**Goal:** Only a number is wanted: how many lines in these records contain the word "figures"?
[BEGIN Exercise inputs]
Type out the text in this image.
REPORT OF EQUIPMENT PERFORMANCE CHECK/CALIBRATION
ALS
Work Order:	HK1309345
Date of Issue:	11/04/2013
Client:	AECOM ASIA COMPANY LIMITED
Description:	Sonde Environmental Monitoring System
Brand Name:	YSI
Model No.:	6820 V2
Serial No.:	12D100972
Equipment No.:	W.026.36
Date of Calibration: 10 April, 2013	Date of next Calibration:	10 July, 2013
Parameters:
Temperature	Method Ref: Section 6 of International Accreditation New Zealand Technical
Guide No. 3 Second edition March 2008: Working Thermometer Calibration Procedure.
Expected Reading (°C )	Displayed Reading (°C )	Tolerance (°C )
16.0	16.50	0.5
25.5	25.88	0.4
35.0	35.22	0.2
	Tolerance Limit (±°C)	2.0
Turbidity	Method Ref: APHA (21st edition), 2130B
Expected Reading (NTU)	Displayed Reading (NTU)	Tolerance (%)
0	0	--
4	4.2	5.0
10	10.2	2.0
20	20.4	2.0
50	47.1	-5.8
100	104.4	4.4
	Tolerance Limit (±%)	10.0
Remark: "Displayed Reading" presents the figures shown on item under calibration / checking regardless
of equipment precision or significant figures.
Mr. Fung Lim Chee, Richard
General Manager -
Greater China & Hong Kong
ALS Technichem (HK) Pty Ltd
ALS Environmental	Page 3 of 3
[END Exercise inputs]
**Exercise output:** 2